▸ **Exercise**: Write out all the entries word for word and omit any pictures.

Chart and figure data
== == ==

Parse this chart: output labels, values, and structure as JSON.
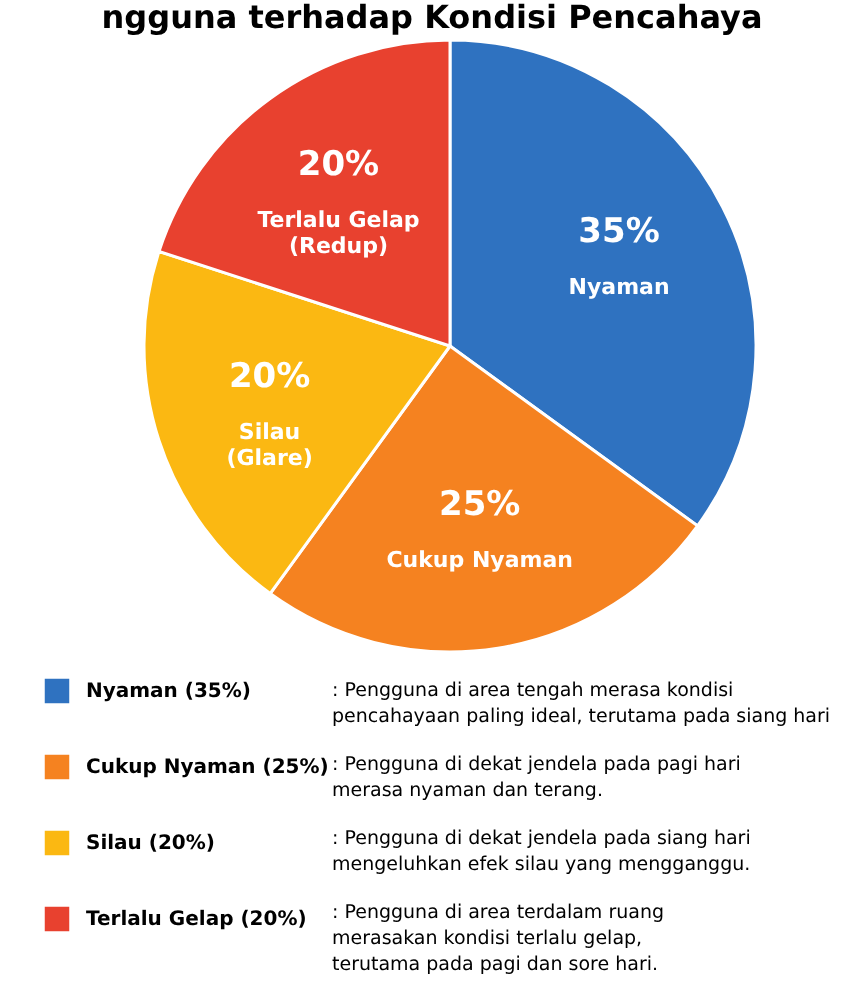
{
  "chart_data": {
    "type": "pie",
    "title": "ngguna terhadap Kondisi Pencahaya",
    "categories": [
      "Nyaman (35%)",
      "Cukup Nyaman (25%)",
      "Silau (20%)",
      "Terlalu Gelap (20%)"
    ],
    "values": [
      35,
      25,
      20,
      20
    ],
    "value_labels": [
      "35%\nNyaman",
      "25%\nCukup Nyaman",
      "20%\nSilau\n(Glare)",
      "20%\nTerlalu Gelap\n(Redup)"
    ],
    "colors": [
      "#2f72c0",
      "#f58220",
      "#fbb812",
      "#e8412f"
    ],
    "legend": "bottom",
    "annotations": [
      ": Pengguna di area tengah merasa kondisi\n  pencahayaan paling ideal, terutama pada siang hari",
      ": Pengguna di dekat jendela pada pagi hari\n  merasa nyaman dan terang.",
      ": Pengguna di dekat jendela pada siang hari\n  mengeluhkan efek silau yang mengganggu.",
      ": Pengguna di area terdalam ruang\n  merasakan kondisi terlalu gelap,\n  terutama pada pagi dan sore hari."
    ]
  }
}
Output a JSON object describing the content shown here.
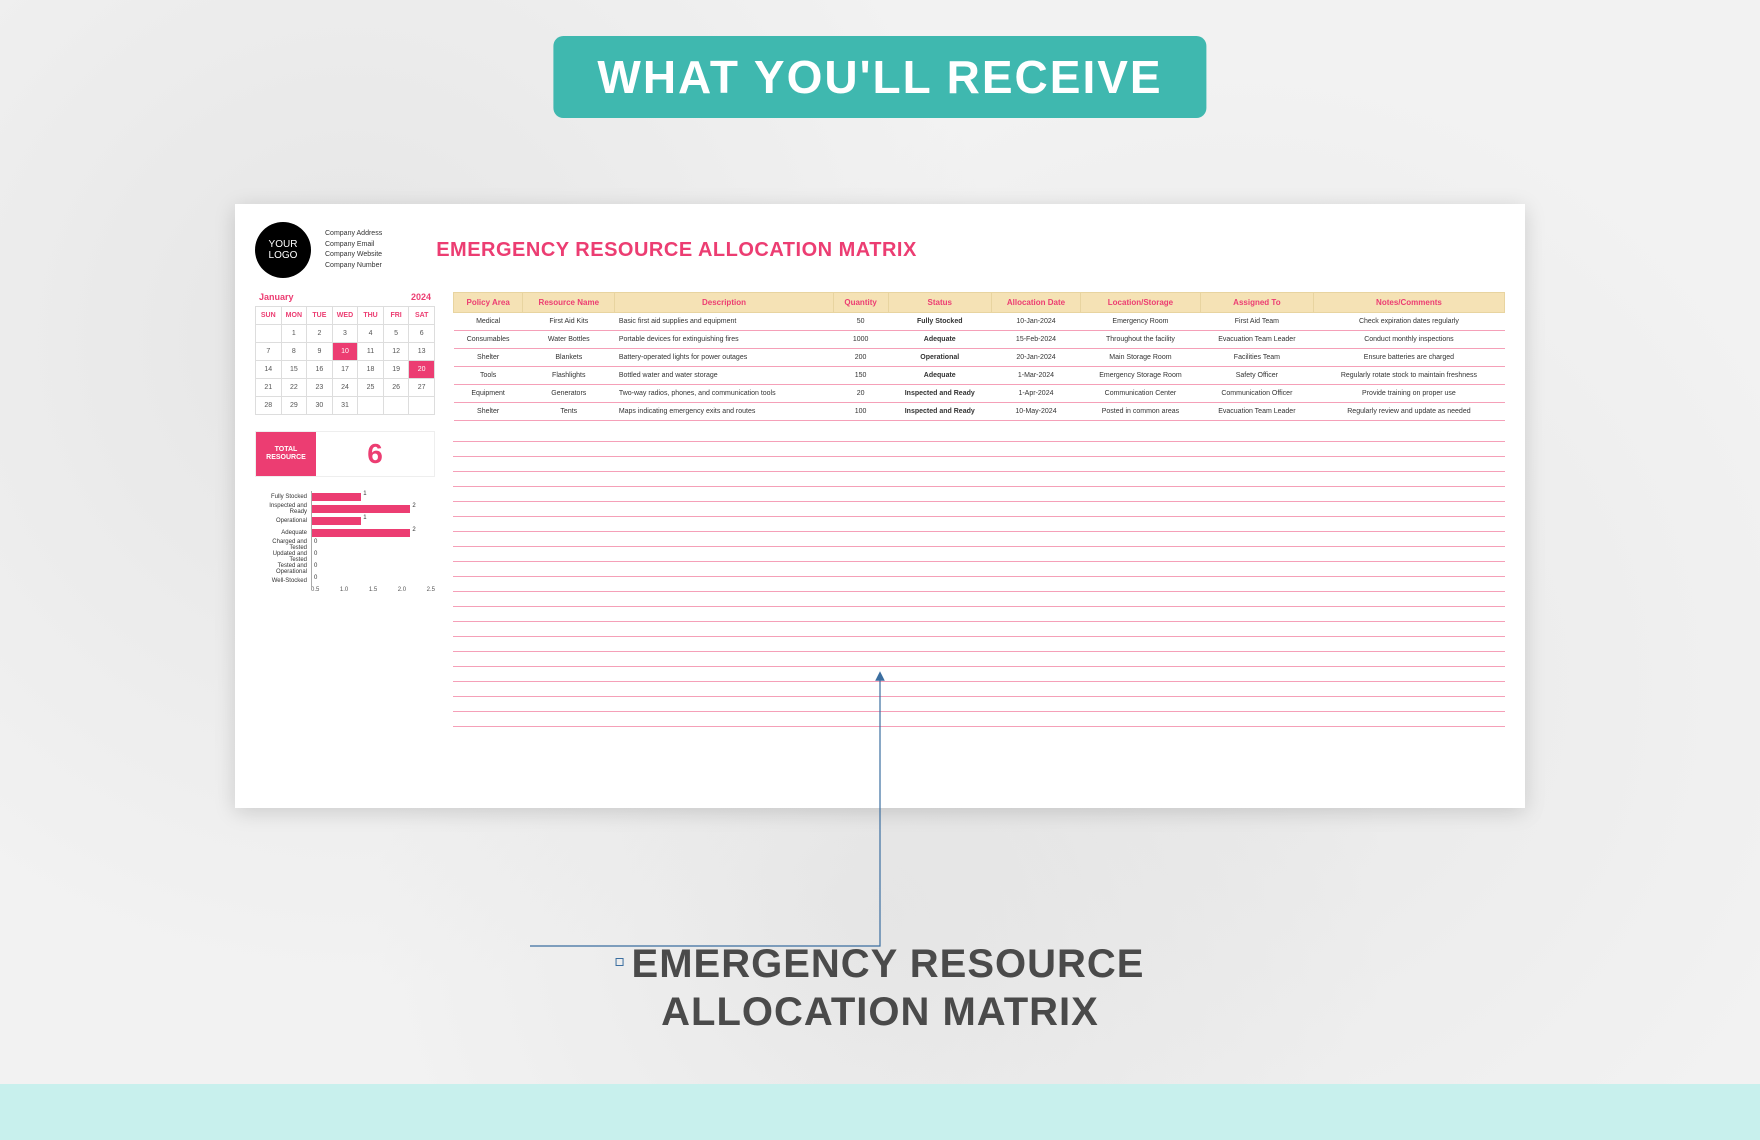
{
  "banner": {
    "text": "WHAT YOU'LL RECEIVE",
    "bg": "#3fb8af",
    "fg": "#ffffff"
  },
  "logo": {
    "text": "YOUR LOGO"
  },
  "company": {
    "l1": "Company Address",
    "l2": "Company Email",
    "l3": "Company Website",
    "l4": "Company Number"
  },
  "doc_title": "EMERGENCY RESOURCE ALLOCATION MATRIX",
  "calendar": {
    "month": "January",
    "year": "2024",
    "days": [
      "SUN",
      "MON",
      "TUE",
      "WED",
      "THU",
      "FRI",
      "SAT"
    ],
    "weeks": [
      [
        "",
        "1",
        "2",
        "3",
        "4",
        "5",
        "6"
      ],
      [
        "7",
        "8",
        "9",
        "10",
        "11",
        "12",
        "13"
      ],
      [
        "14",
        "15",
        "16",
        "17",
        "18",
        "19",
        "20"
      ],
      [
        "21",
        "22",
        "23",
        "24",
        "25",
        "26",
        "27"
      ],
      [
        "28",
        "29",
        "30",
        "31",
        "",
        "",
        ""
      ]
    ],
    "highlight": [
      "10",
      "20"
    ]
  },
  "total": {
    "label": "TOTAL RESOURCE",
    "value": "6"
  },
  "chart": {
    "type": "bar",
    "orientation": "horizontal",
    "bar_color": "#ec3d72",
    "categories": [
      "Fully Stocked",
      "Inspected and Ready",
      "Operational",
      "Adequate",
      "Charged and Tested",
      "Updated and Tested",
      "Tested and Operational",
      "Well-Stocked"
    ],
    "values": [
      1,
      2,
      1,
      2,
      0,
      0,
      0,
      0
    ],
    "xlim": [
      0,
      2.5
    ],
    "xticks": [
      0.5,
      1.0,
      1.5,
      2.0,
      2.5
    ],
    "label_fontsize": 6
  },
  "matrix": {
    "headers": [
      "Policy Area",
      "Resource Name",
      "Description",
      "Quantity",
      "Status",
      "Allocation Date",
      "Location/Storage",
      "Assigned To",
      "Notes/Comments"
    ],
    "rows": [
      {
        "area": "Medical",
        "name": "First Aid Kits",
        "desc": "Basic first aid supplies and equipment",
        "qty": "50",
        "status": "Fully Stocked",
        "status_cls": "status-green",
        "date": "10-Jan-2024",
        "loc": "Emergency Room",
        "assigned": "First Aid Team",
        "notes": "Check expiration dates regularly"
      },
      {
        "area": "Consumables",
        "name": "Water Bottles",
        "desc": "Portable devices for extinguishing fires",
        "qty": "1000",
        "status": "Adequate",
        "status_cls": "status-orange",
        "date": "15-Feb-2024",
        "loc": "Throughout the facility",
        "assigned": "Evacuation Team Leader",
        "notes": "Conduct monthly inspections"
      },
      {
        "area": "Shelter",
        "name": "Blankets",
        "desc": "Battery-operated lights for power outages",
        "qty": "200",
        "status": "Operational",
        "status_cls": "status-orange",
        "date": "20-Jan-2024",
        "loc": "Main Storage Room",
        "assigned": "Facilities Team",
        "notes": "Ensure batteries are charged"
      },
      {
        "area": "Tools",
        "name": "Flashlights",
        "desc": "Bottled water and water storage",
        "qty": "150",
        "status": "Adequate",
        "status_cls": "status-orange",
        "date": "1-Mar-2024",
        "loc": "Emergency Storage Room",
        "assigned": "Safety Officer",
        "notes": "Regularly rotate stock to maintain freshness"
      },
      {
        "area": "Equipment",
        "name": "Generators",
        "desc": "Two-way radios, phones, and communication tools",
        "qty": "20",
        "status": "Inspected and Ready",
        "status_cls": "status-green",
        "date": "1-Apr-2024",
        "loc": "Communication Center",
        "assigned": "Communication Officer",
        "notes": "Provide training on proper use"
      },
      {
        "area": "Shelter",
        "name": "Tents",
        "desc": "Maps indicating emergency exits and routes",
        "qty": "100",
        "status": "Inspected and Ready",
        "status_cls": "status-green",
        "date": "10-May-2024",
        "loc": "Posted in common areas",
        "assigned": "Evacuation Team Leader",
        "notes": "Regularly review and update as needed"
      }
    ],
    "blank_rows": 20,
    "header_bg": "#f5e2b5",
    "header_fg": "#ec3d72",
    "line_color": "#f5a0b8"
  },
  "callout": {
    "label_l1": "EMERGENCY RESOURCE",
    "label_l2": "ALLOCATION MATRIX",
    "line_color": "#3b6ea0"
  },
  "colors": {
    "accent": "#ec3d72",
    "teal": "#3fb8af"
  }
}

== == ==

▸ **Worked solution**:
Parse this chart: output labels, values, and structure as JSON.
{
  "chart_data": {
    "type": "pie",
    "title": "ngguna terhadap Kondisi Pencahaya",
    "categories": [
      "Nyaman (35%)",
      "Cukup Nyaman (25%)",
      "Silau (20%)",
      "Terlalu Gelap (20%)"
    ],
    "values": [
      35,
      25,
      20,
      20
    ],
    "value_labels": [
      "35%\nNyaman",
      "25%\nCukup Nyaman",
      "20%\nSilau\n(Glare)",
      "20%\nTerlalu Gelap\n(Redup)"
    ],
    "colors": [
      "#2f72c0",
      "#f58220",
      "#fbb812",
      "#e8412f"
    ],
    "legend": "bottom",
    "annotations": [
      ": Pengguna di area tengah merasa kondisi\n  pencahayaan paling ideal, terutama pada siang hari",
      ": Pengguna di dekat jendela pada pagi hari\n  merasa nyaman dan terang.",
      ": Pengguna di dekat jendela pada siang hari\n  mengeluhkan efek silau yang mengganggu.",
      ": Pengguna di area terdalam ruang\n  merasakan kondisi terlalu gelap,\n  terutama pada pagi dan sore hari."
    ]
  }
}
Output a JSON object describing the content shown here.
{
  "banner": {
    "text": "WHAT YOU'LL RECEIVE",
    "bg": "#3fb8af",
    "fg": "#ffffff"
  },
  "logo": {
    "text": "YOUR LOGO"
  },
  "company": {
    "l1": "Company Address",
    "l2": "Company Email",
    "l3": "Company Website",
    "l4": "Company Number"
  },
  "doc_title": "EMERGENCY RESOURCE ALLOCATION MATRIX",
  "calendar": {
    "month": "January",
    "year": "2024",
    "days": [
      "SUN",
      "MON",
      "TUE",
      "WED",
      "THU",
      "FRI",
      "SAT"
    ],
    "weeks": [
      [
        "",
        "1",
        "2",
        "3",
        "4",
        "5",
        "6"
      ],
      [
        "7",
        "8",
        "9",
        "10",
        "11",
        "12",
        "13"
      ],
      [
        "14",
        "15",
        "16",
        "17",
        "18",
        "19",
        "20"
      ],
      [
        "21",
        "22",
        "23",
        "24",
        "25",
        "26",
        "27"
      ],
      [
        "28",
        "29",
        "30",
        "31",
        "",
        "",
        ""
      ]
    ],
    "highlight": [
      "10",
      "20"
    ]
  },
  "total": {
    "label": "TOTAL RESOURCE",
    "value": "6"
  },
  "chart": {
    "type": "bar",
    "orientation": "horizontal",
    "bar_color": "#ec3d72",
    "categories": [
      "Fully Stocked",
      "Inspected and Ready",
      "Operational",
      "Adequate",
      "Charged and Tested",
      "Updated and Tested",
      "Tested and Operational",
      "Well-Stocked"
    ],
    "values": [
      1,
      2,
      1,
      2,
      0,
      0,
      0,
      0
    ],
    "xlim": [
      0,
      2.5
    ],
    "xticks": [
      0.5,
      1.0,
      1.5,
      2.0,
      2.5
    ],
    "label_fontsize": 6
  },
  "matrix": {
    "headers": [
      "Policy Area",
      "Resource Name",
      "Description",
      "Quantity",
      "Status",
      "Allocation Date",
      "Location/Storage",
      "Assigned To",
      "Notes/Comments"
    ],
    "rows": [
      {
        "area": "Medical",
        "name": "First Aid Kits",
        "desc": "Basic first aid supplies and equipment",
        "qty": "50",
        "status": "Fully Stocked",
        "status_cls": "status-green",
        "date": "10-Jan-2024",
        "loc": "Emergency Room",
        "assigned": "First Aid Team",
        "notes": "Check expiration dates regularly"
      },
      {
        "area": "Consumables",
        "name": "Water Bottles",
        "desc": "Portable devices for extinguishing fires",
        "qty": "1000",
        "status": "Adequate",
        "status_cls": "status-orange",
        "date": "15-Feb-2024",
        "loc": "Throughout the facility",
        "assigned": "Evacuation Team Leader",
        "notes": "Conduct monthly inspections"
      },
      {
        "area": "Shelter",
        "name": "Blankets",
        "desc": "Battery-operated lights for power outages",
        "qty": "200",
        "status": "Operational",
        "status_cls": "status-orange",
        "date": "20-Jan-2024",
        "loc": "Main Storage Room",
        "assigned": "Facilities Team",
        "notes": "Ensure batteries are charged"
      },
      {
        "area": "Tools",
        "name": "Flashlights",
        "desc": "Bottled water and water storage",
        "qty": "150",
        "status": "Adequate",
        "status_cls": "status-orange",
        "date": "1-Mar-2024",
        "loc": "Emergency Storage Room",
        "assigned": "Safety Officer",
        "notes": "Regularly rotate stock to maintain freshness"
      },
      {
        "area": "Equipment",
        "name": "Generators",
        "desc": "Two-way radios, phones, and communication tools",
        "qty": "20",
        "status": "Inspected and Ready",
        "status_cls": "status-green",
        "date": "1-Apr-2024",
        "loc": "Communication Center",
        "assigned": "Communication Officer",
        "notes": "Provide training on proper use"
      },
      {
        "area": "Shelter",
        "name": "Tents",
        "desc": "Maps indicating emergency exits and routes",
        "qty": "100",
        "status": "Inspected and Ready",
        "status_cls": "status-green",
        "date": "10-May-2024",
        "loc": "Posted in common areas",
        "assigned": "Evacuation Team Leader",
        "notes": "Regularly review and update as needed"
      }
    ],
    "blank_rows": 20,
    "header_bg": "#f5e2b5",
    "header_fg": "#ec3d72",
    "line_color": "#f5a0b8"
  },
  "callout": {
    "label_l1": "EMERGENCY RESOURCE",
    "label_l2": "ALLOCATION MATRIX",
    "line_color": "#3b6ea0"
  },
  "colors": {
    "accent": "#ec3d72",
    "teal": "#3fb8af"
  }
}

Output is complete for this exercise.